• A run of records:
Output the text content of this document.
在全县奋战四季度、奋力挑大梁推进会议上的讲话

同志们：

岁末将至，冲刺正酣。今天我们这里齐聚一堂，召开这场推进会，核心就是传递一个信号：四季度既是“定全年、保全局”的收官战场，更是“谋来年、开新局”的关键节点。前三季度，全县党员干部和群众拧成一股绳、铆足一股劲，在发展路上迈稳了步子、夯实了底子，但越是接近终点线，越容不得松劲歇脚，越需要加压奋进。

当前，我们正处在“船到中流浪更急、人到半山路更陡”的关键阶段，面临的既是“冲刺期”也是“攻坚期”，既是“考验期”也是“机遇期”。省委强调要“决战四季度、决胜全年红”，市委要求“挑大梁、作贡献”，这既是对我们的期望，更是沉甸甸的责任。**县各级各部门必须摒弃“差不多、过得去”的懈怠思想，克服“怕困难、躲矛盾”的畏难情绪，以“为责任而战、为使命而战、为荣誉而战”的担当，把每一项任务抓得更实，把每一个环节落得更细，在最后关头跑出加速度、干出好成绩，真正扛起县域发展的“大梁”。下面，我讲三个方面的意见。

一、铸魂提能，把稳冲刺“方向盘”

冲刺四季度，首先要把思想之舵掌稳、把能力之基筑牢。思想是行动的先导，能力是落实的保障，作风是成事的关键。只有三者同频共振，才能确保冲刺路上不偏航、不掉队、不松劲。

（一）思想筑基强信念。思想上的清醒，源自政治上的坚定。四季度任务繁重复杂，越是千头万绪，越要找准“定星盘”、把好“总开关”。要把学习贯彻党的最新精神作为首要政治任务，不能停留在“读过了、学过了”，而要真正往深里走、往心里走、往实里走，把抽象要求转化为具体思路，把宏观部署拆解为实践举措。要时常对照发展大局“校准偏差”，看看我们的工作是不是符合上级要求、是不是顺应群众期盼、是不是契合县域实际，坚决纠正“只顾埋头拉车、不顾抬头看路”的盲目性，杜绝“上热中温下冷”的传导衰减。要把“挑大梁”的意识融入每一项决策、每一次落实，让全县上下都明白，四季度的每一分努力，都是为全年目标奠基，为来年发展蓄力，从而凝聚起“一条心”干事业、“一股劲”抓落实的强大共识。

• Exercise description: In full and verbatim, repeat the records given above.

• Result:
Output the text content of this document.
在全县奋战四季度、奋力挑大梁推进会议上的讲话

同志们：

岁末将至，冲刺正酣。今天我们这里齐聚一堂，召开这场推进会，核心就是传递一个信号：四季度既是“定全年、保全局”的收官战场，更是“谋来年、开新局”的关键节点。前三季度，全县党员干部和群众拧成一股绳、铆足一股劲，在发展路上迈稳了步子、夯实了底子，但越是接近终点线，越容不得松劲歇脚，越需要加压奋进。

当前，我们正处在“船到中流浪更急、人到半山路更陡”的关键阶段，面临的既是“冲刺期”也是“攻坚期”，既是“考验期”也是“机遇期”。省委强调要“决战四季度、决胜全年红”，市委要求“挑大梁、作贡献”，这既是对我们的期望，更是沉甸甸的责任。**县各级各部门必须摒弃“差不多、过得去”的懈怠思想，克服“怕困难、躲矛盾”的畏难情绪，以“为责任而战、为使命而战、为荣誉而战”的担当，把每一项任务抓得更实，把每一个环节落得更细，在最后关头跑出加速度、干出好成绩，真正扛起县域发展的“大梁”。下面，我讲三个方面的意见。

一、铸魂提能，把稳冲刺“方向盘”

冲刺四季度，首先要把思想之舵掌稳、把能力之基筑牢。思想是行动的先导，能力是落实的保障，作风是成事的关键。只有三者同频共振，才能确保冲刺路上不偏航、不掉队、不松劲。

（一）思想筑基强信念。思想上的清醒，源自政治上的坚定。四季度任务繁重复杂，越是千头万绪，越要找准“定星盘”、把好“总开关”。要把学习贯彻党的最新精神作为首要政治任务，不能停留在“读过了、学过了”，而要真正往深里走、往心里走、往实里走，把抽象要求转化为具体思路，把宏观部署拆解为实践举措。要时常对照发展大局“校准偏差”，看看我们的工作是不是符合上级要求、是不是顺应群众期盼、是不是契合县域实际，坚决纠正“只顾埋头拉车、不顾抬头看路”的盲目性，杜绝“上热中温下冷”的传导衰减。要把“挑大梁”的意识融入每一项决策、每一次落实，让全县上下都明白，四季度的每一分努力，都是为全年目标奠基，为来年发展蓄力，从而凝聚起“一条心”干事业、“一股劲”抓落实的强大共识。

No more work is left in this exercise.